> _Task objective_
Each record that follows should be repeated exactly, minus any images.

> _Exercise inputs_
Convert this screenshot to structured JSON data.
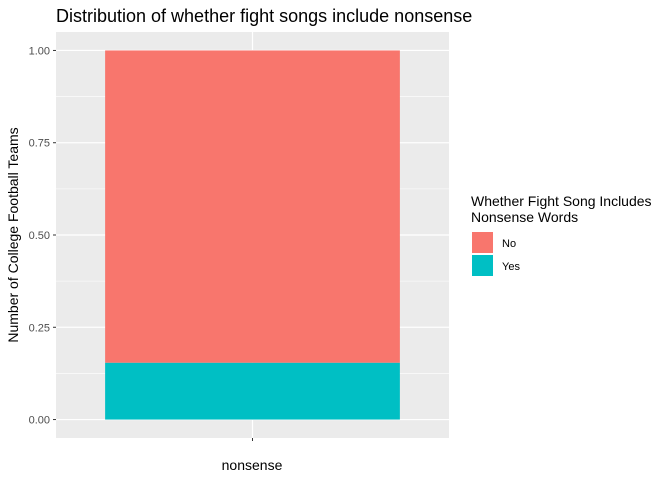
{
  "chart_data": {
    "type": "bar",
    "stacked": true,
    "title": "Distribution of whether fight songs include nonsense",
    "xlabel": "nonsense",
    "ylabel": "Number of College Football Teams",
    "categories": [
      ""
    ],
    "series": [
      {
        "name": "No",
        "values": [
          0.846
        ],
        "color": "#F8766D"
      },
      {
        "name": "Yes",
        "values": [
          0.154
        ],
        "color": "#00BFC4"
      }
    ],
    "ylim": [
      -0.05,
      1.05
    ],
    "yticks": [
      0.0,
      0.25,
      0.5,
      0.75,
      1.0
    ],
    "ytick_labels": [
      "0.00",
      "0.25",
      "0.50",
      "0.75",
      "1.00"
    ],
    "legend": {
      "title_line1": "Whether Fight Song Includes",
      "title_line2": "Nonsense Words",
      "position": "right"
    },
    "grid": true,
    "panel_background": "#EBEBEB"
  }
}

> _Task result_
Convert this screenshot to structured JSON data.
{
  "chart_data": {
    "type": "bar",
    "stacked": true,
    "title": "Distribution of whether fight songs include nonsense",
    "xlabel": "nonsense",
    "ylabel": "Number of College Football Teams",
    "categories": [
      ""
    ],
    "series": [
      {
        "name": "No",
        "values": [
          0.846
        ],
        "color": "#F8766D"
      },
      {
        "name": "Yes",
        "values": [
          0.154
        ],
        "color": "#00BFC4"
      }
    ],
    "ylim": [
      -0.05,
      1.05
    ],
    "yticks": [
      0.0,
      0.25,
      0.5,
      0.75,
      1.0
    ],
    "ytick_labels": [
      "0.00",
      "0.25",
      "0.50",
      "0.75",
      "1.00"
    ],
    "legend": {
      "title_line1": "Whether Fight Song Includes",
      "title_line2": "Nonsense Words",
      "position": "right"
    },
    "grid": true,
    "panel_background": "#EBEBEB"
  }
}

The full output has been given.